== WHAT NEEDS TO BE DONE ==
Reproduce each line of the material precisely.

════════════════════

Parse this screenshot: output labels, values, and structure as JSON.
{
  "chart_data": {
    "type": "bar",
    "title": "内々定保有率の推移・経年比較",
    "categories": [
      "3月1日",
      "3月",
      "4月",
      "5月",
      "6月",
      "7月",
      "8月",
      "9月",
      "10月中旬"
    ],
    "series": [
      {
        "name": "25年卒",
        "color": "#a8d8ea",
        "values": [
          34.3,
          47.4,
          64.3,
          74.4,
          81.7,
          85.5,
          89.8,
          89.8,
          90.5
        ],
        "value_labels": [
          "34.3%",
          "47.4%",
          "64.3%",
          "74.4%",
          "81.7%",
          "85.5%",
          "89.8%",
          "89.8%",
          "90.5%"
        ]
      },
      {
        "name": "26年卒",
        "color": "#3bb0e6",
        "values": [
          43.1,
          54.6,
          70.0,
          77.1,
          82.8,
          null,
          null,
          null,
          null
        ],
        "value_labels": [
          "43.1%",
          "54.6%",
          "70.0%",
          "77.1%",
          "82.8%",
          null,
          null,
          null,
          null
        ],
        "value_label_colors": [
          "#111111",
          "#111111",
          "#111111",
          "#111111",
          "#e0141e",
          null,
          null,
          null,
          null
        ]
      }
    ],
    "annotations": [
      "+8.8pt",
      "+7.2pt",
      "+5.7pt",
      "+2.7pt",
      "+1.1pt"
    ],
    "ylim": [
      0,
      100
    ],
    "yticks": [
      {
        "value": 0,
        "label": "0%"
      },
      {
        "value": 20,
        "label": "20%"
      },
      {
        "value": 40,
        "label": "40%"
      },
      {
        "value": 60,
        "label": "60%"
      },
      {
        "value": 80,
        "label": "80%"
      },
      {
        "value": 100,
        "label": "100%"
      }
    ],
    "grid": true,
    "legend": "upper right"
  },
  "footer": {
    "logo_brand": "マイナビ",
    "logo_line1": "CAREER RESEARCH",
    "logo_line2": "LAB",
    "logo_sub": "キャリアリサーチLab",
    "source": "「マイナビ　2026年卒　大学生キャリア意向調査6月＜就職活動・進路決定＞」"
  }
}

════════════════════

== TASK SOLUTION ==
Parse this screenshot: output labels, values, and structure as JSON.
{
  "chart_data": {
    "type": "bar",
    "title": "内々定保有率の推移・経年比較",
    "categories": [
      "3月1日",
      "3月",
      "4月",
      "5月",
      "6月",
      "7月",
      "8月",
      "9月",
      "10月中旬"
    ],
    "series": [
      {
        "name": "25年卒",
        "color": "#a8d8ea",
        "values": [
          34.3,
          47.4,
          64.3,
          74.4,
          81.7,
          85.5,
          89.8,
          89.8,
          90.5
        ],
        "value_labels": [
          "34.3%",
          "47.4%",
          "64.3%",
          "74.4%",
          "81.7%",
          "85.5%",
          "89.8%",
          "89.8%",
          "90.5%"
        ]
      },
      {
        "name": "26年卒",
        "color": "#3bb0e6",
        "values": [
          43.1,
          54.6,
          70.0,
          77.1,
          82.8,
          null,
          null,
          null,
          null
        ],
        "value_labels": [
          "43.1%",
          "54.6%",
          "70.0%",
          "77.1%",
          "82.8%",
          null,
          null,
          null,
          null
        ],
        "value_label_colors": [
          "#111111",
          "#111111",
          "#111111",
          "#111111",
          "#e0141e",
          null,
          null,
          null,
          null
        ]
      }
    ],
    "annotations": [
      "+8.8pt",
      "+7.2pt",
      "+5.7pt",
      "+2.7pt",
      "+1.1pt"
    ],
    "ylim": [
      0,
      100
    ],
    "yticks": [
      {
        "value": 0,
        "label": "0%"
      },
      {
        "value": 20,
        "label": "20%"
      },
      {
        "value": 40,
        "label": "40%"
      },
      {
        "value": 60,
        "label": "60%"
      },
      {
        "value": 80,
        "label": "80%"
      },
      {
        "value": 100,
        "label": "100%"
      }
    ],
    "grid": true,
    "legend": "upper right"
  },
  "footer": {
    "logo_brand": "マイナビ",
    "logo_line1": "CAREER RESEARCH",
    "logo_line2": "LAB",
    "logo_sub": "キャリアリサーチLab",
    "source": "「マイナビ　2026年卒　大学生キャリア意向調査6月＜就職活動・進路決定＞」"
  }
}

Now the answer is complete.